(begin)
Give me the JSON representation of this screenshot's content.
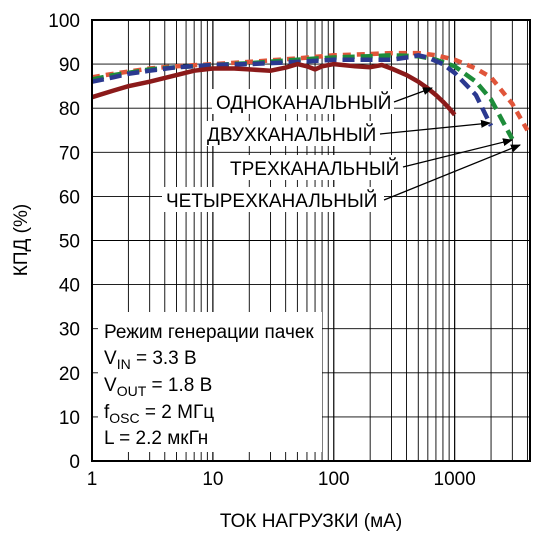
{
  "chart_data": {
    "type": "line",
    "title": "",
    "xlabel": "ТОК НАГРУЗКИ (мА)",
    "ylabel": "КПД (%)",
    "xscale": "log",
    "xlim": [
      1,
      4200
    ],
    "ylim": [
      0,
      100
    ],
    "grid": true,
    "x_ticks": [
      1,
      10,
      100,
      1000
    ],
    "x_tick_labels": [
      "1",
      "10",
      "100",
      "1000"
    ],
    "y_ticks": [
      0,
      10,
      20,
      30,
      40,
      50,
      60,
      70,
      80,
      90,
      100
    ],
    "y_tick_labels": [
      "0",
      "10",
      "20",
      "30",
      "40",
      "50",
      "60",
      "70",
      "80",
      "90",
      "100"
    ],
    "series": [
      {
        "name": "ОДНОКАНАЛЬНЫЙ",
        "color": "#8B1A1A",
        "style": "solid",
        "x": [
          1,
          1.5,
          2,
          3,
          5,
          7,
          10,
          15,
          20,
          30,
          40,
          50,
          60,
          70,
          80,
          100,
          150,
          200,
          250,
          300,
          400,
          500,
          600,
          700,
          800,
          900,
          1000
        ],
        "y": [
          82.5,
          84,
          85,
          86,
          87.5,
          88.5,
          89,
          89,
          88.8,
          88.5,
          89.2,
          90,
          89.5,
          88.8,
          89.5,
          90,
          89.5,
          89.3,
          89.8,
          89,
          87.5,
          86,
          84.5,
          83,
          81.5,
          80,
          78.5
        ]
      },
      {
        "name": "ДВУХКАНАЛЬНЫЙ",
        "color": "#2B3990",
        "style": "dashed",
        "x": [
          1,
          1.5,
          2,
          3,
          5,
          10,
          20,
          50,
          100,
          200,
          300,
          400,
          500,
          600,
          800,
          1000,
          1500,
          2000
        ],
        "y": [
          86,
          87,
          87.8,
          88.5,
          89.3,
          89.8,
          90,
          90.5,
          91,
          91,
          91,
          91.5,
          92,
          91.5,
          90,
          88,
          83,
          76
        ]
      },
      {
        "name": "ТРЕХКАНАЛЬНЫЙ",
        "color": "#1E8C3A",
        "style": "dashed",
        "x": [
          1,
          1.5,
          2,
          3,
          5,
          10,
          20,
          50,
          100,
          200,
          300,
          500,
          700,
          1000,
          1500,
          2000,
          2500,
          3000
        ],
        "y": [
          86.5,
          87.5,
          88,
          88.8,
          89.3,
          89.8,
          90.2,
          91,
          91.5,
          91.8,
          92,
          91.8,
          91,
          89.5,
          86,
          82,
          77,
          73
        ]
      },
      {
        "name": "ЧЕТЫРЕХКАНАЛЬНЫЙ",
        "color": "#E0553A",
        "style": "dotted",
        "x": [
          1,
          1.5,
          2,
          3,
          5,
          10,
          20,
          50,
          100,
          200,
          300,
          500,
          700,
          1000,
          1500,
          2000,
          3000,
          4000
        ],
        "y": [
          87,
          87.8,
          88.3,
          89,
          89.5,
          90,
          90.5,
          91.3,
          92,
          92.3,
          92.5,
          92.5,
          92,
          91,
          89,
          87,
          81,
          75
        ]
      }
    ],
    "annotations": {
      "mode": "Режим генерации пачек",
      "vin": {
        "base": "V",
        "sub": "IN",
        "rest": " = 3.3 В"
      },
      "vout": {
        "base": "V",
        "sub": "OUT",
        "rest": " = 1.8 В"
      },
      "fosc": {
        "base": "f",
        "sub": "OSC",
        "rest": " = 2 МГц"
      },
      "inductor": "L = 2.2 мкГн"
    }
  }
}
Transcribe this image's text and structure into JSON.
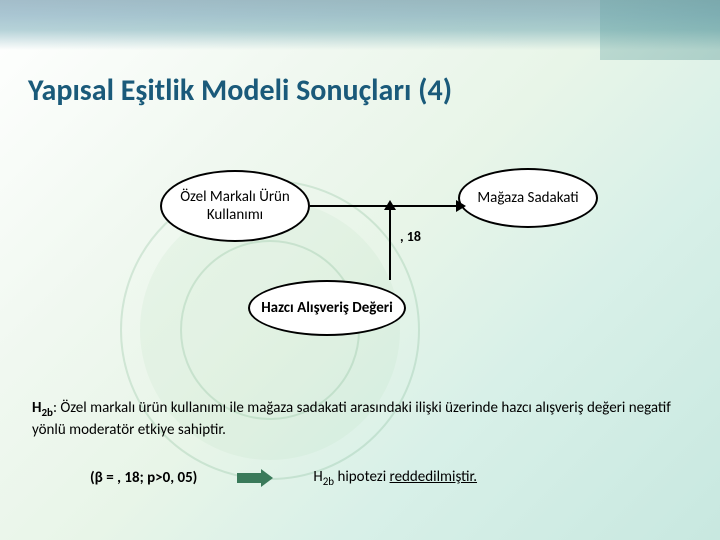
(end)
Pick out the lines that include the word "style" and write them out.

        "style": "solid",
        "style": "dashed",
        "style": "dashed",
        "style": "dotted",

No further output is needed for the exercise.